Can you quote the records below in full, word for word?

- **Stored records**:
=====
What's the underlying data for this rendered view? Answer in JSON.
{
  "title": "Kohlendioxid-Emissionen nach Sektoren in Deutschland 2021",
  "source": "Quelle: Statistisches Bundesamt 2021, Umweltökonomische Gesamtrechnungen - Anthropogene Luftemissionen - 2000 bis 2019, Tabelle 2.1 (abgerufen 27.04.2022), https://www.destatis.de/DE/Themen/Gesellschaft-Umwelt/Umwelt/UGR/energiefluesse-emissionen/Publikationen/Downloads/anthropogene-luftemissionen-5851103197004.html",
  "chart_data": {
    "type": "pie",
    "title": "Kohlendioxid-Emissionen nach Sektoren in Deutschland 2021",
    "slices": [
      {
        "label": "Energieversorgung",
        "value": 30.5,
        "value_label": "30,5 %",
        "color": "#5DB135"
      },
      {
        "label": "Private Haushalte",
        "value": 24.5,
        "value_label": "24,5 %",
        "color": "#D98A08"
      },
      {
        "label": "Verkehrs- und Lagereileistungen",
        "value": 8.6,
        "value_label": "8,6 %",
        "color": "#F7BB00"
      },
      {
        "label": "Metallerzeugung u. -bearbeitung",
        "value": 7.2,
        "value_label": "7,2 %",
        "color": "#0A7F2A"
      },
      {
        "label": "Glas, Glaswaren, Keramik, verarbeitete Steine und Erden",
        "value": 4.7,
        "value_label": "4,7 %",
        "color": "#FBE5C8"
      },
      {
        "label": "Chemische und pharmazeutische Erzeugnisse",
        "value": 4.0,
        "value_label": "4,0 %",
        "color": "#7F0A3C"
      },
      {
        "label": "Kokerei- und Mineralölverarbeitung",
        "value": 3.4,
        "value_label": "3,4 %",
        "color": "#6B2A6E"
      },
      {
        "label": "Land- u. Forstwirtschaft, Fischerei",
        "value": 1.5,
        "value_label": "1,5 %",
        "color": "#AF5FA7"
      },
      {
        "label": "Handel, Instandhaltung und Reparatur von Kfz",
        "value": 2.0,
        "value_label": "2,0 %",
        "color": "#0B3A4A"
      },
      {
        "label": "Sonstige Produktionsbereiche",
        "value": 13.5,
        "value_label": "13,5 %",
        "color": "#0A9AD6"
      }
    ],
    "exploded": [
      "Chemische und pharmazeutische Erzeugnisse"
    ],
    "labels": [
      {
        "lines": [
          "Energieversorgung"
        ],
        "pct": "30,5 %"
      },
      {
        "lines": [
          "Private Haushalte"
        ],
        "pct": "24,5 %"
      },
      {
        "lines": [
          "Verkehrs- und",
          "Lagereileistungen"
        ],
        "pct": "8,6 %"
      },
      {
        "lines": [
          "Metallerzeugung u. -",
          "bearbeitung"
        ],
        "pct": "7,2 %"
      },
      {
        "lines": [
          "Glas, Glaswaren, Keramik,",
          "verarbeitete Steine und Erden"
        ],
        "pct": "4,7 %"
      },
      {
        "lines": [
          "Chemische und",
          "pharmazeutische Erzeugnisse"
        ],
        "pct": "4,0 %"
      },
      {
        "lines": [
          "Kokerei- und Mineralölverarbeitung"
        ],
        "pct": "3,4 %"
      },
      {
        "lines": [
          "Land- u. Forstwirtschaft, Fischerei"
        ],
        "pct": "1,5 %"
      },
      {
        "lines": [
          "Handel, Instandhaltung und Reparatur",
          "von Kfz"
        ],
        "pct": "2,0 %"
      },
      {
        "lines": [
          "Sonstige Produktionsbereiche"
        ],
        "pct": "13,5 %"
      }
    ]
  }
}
=====
- **Correct output**:
What's the underlying data for this rendered view? Answer in JSON.
{
  "title": "Kohlendioxid-Emissionen nach Sektoren in Deutschland 2021",
  "source": "Quelle: Statistisches Bundesamt 2021, Umweltökonomische Gesamtrechnungen - Anthropogene Luftemissionen - 2000 bis 2019, Tabelle 2.1 (abgerufen 27.04.2022), https://www.destatis.de/DE/Themen/Gesellschaft-Umwelt/Umwelt/UGR/energiefluesse-emissionen/Publikationen/Downloads/anthropogene-luftemissionen-5851103197004.html",
  "chart_data": {
    "type": "pie",
    "title": "Kohlendioxid-Emissionen nach Sektoren in Deutschland 2021",
    "slices": [
      {
        "label": "Energieversorgung",
        "value": 30.5,
        "value_label": "30,5 %",
        "color": "#5DB135"
      },
      {
        "label": "Private Haushalte",
        "value": 24.5,
        "value_label": "24,5 %",
        "color": "#D98A08"
      },
      {
        "label": "Verkehrs- und Lagereileistungen",
        "value": 8.6,
        "value_label": "8,6 %",
        "color": "#F7BB00"
      },
      {
        "label": "Metallerzeugung u. -bearbeitung",
        "value": 7.2,
        "value_label": "7,2 %",
        "color": "#0A7F2A"
      },
      {
        "label": "Glas, Glaswaren, Keramik, verarbeitete Steine und Erden",
        "value": 4.7,
        "value_label": "4,7 %",
        "color": "#FBE5C8"
      },
      {
        "label": "Chemische und pharmazeutische Erzeugnisse",
        "value": 4.0,
        "value_label": "4,0 %",
        "color": "#7F0A3C"
      },
      {
        "label": "Kokerei- und Mineralölverarbeitung",
        "value": 3.4,
        "value_label": "3,4 %",
        "color": "#6B2A6E"
      },
      {
        "label": "Land- u. Forstwirtschaft, Fischerei",
        "value": 1.5,
        "value_label": "1,5 %",
        "color": "#AF5FA7"
      },
      {
        "label": "Handel, Instandhaltung und Reparatur von Kfz",
        "value": 2.0,
        "value_label": "2,0 %",
        "color": "#0B3A4A"
      },
      {
        "label": "Sonstige Produktionsbereiche",
        "value": 13.5,
        "value_label": "13,5 %",
        "color": "#0A9AD6"
      }
    ],
    "exploded": [
      "Chemische und pharmazeutische Erzeugnisse"
    ],
    "labels": [
      {
        "lines": [
          "Energieversorgung"
        ],
        "pct": "30,5 %"
      },
      {
        "lines": [
          "Private Haushalte"
        ],
        "pct": "24,5 %"
      },
      {
        "lines": [
          "Verkehrs- und",
          "Lagereileistungen"
        ],
        "pct": "8,6 %"
      },
      {
        "lines": [
          "Metallerzeugung u. -",
          "bearbeitung"
        ],
        "pct": "7,2 %"
      },
      {
        "lines": [
          "Glas, Glaswaren, Keramik,",
          "verarbeitete Steine und Erden"
        ],
        "pct": "4,7 %"
      },
      {
        "lines": [
          "Chemische und",
          "pharmazeutische Erzeugnisse"
        ],
        "pct": "4,0 %"
      },
      {
        "lines": [
          "Kokerei- und Mineralölverarbeitung"
        ],
        "pct": "3,4 %"
      },
      {
        "lines": [
          "Land- u. Forstwirtschaft, Fischerei"
        ],
        "pct": "1,5 %"
      },
      {
        "lines": [
          "Handel, Instandhaltung und Reparatur",
          "von Kfz"
        ],
        "pct": "2,0 %"
      },
      {
        "lines": [
          "Sonstige Produktionsbereiche"
        ],
        "pct": "13,5 %"
      }
    ]
  }
}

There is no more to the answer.